Work to be completed
The entries below are to be transcribed in full, without their images.

The input

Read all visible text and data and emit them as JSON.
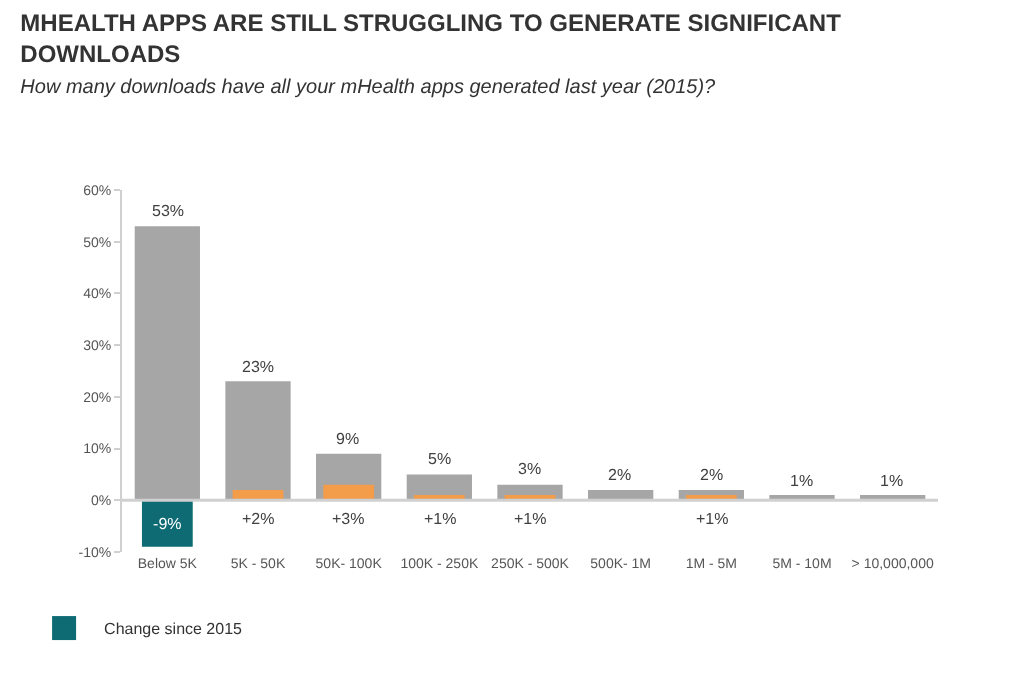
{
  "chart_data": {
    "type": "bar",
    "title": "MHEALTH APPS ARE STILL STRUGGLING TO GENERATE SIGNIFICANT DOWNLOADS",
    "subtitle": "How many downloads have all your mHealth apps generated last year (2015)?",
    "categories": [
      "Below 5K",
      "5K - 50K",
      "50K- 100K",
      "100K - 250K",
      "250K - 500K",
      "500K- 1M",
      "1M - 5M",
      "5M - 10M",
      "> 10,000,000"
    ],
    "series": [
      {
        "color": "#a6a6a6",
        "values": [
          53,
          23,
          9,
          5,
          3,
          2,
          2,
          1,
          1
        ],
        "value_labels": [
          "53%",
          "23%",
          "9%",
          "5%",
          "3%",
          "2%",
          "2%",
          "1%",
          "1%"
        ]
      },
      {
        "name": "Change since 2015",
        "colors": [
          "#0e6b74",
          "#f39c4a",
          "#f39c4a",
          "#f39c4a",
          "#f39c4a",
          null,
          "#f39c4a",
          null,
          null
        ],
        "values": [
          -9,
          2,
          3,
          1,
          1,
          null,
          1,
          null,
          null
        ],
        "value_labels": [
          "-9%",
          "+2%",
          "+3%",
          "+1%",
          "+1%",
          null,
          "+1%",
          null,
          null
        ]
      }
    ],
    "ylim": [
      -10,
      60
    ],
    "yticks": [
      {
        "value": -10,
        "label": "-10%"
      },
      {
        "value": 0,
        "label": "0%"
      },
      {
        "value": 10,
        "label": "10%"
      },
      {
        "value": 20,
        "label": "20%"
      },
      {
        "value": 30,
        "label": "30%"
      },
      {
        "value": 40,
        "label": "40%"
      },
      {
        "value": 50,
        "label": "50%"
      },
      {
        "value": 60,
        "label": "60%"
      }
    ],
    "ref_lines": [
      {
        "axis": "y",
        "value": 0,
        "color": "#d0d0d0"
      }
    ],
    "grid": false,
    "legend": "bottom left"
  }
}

Solution to this task
Read all visible text and data and emit them as JSON.
{
  "chart_data": {
    "type": "bar",
    "title": "MHEALTH APPS ARE STILL STRUGGLING TO GENERATE SIGNIFICANT DOWNLOADS",
    "subtitle": "How many downloads have all your mHealth apps generated last year (2015)?",
    "categories": [
      "Below 5K",
      "5K - 50K",
      "50K- 100K",
      "100K - 250K",
      "250K - 500K",
      "500K- 1M",
      "1M - 5M",
      "5M - 10M",
      "> 10,000,000"
    ],
    "series": [
      {
        "color": "#a6a6a6",
        "values": [
          53,
          23,
          9,
          5,
          3,
          2,
          2,
          1,
          1
        ],
        "value_labels": [
          "53%",
          "23%",
          "9%",
          "5%",
          "3%",
          "2%",
          "2%",
          "1%",
          "1%"
        ]
      },
      {
        "name": "Change since 2015",
        "colors": [
          "#0e6b74",
          "#f39c4a",
          "#f39c4a",
          "#f39c4a",
          "#f39c4a",
          null,
          "#f39c4a",
          null,
          null
        ],
        "values": [
          -9,
          2,
          3,
          1,
          1,
          null,
          1,
          null,
          null
        ],
        "value_labels": [
          "-9%",
          "+2%",
          "+3%",
          "+1%",
          "+1%",
          null,
          "+1%",
          null,
          null
        ]
      }
    ],
    "ylim": [
      -10,
      60
    ],
    "yticks": [
      {
        "value": -10,
        "label": "-10%"
      },
      {
        "value": 0,
        "label": "0%"
      },
      {
        "value": 10,
        "label": "10%"
      },
      {
        "value": 20,
        "label": "20%"
      },
      {
        "value": 30,
        "label": "30%"
      },
      {
        "value": 40,
        "label": "40%"
      },
      {
        "value": 50,
        "label": "50%"
      },
      {
        "value": 60,
        "label": "60%"
      }
    ],
    "ref_lines": [
      {
        "axis": "y",
        "value": 0,
        "color": "#d0d0d0"
      }
    ],
    "grid": false,
    "legend": "bottom left"
  }
}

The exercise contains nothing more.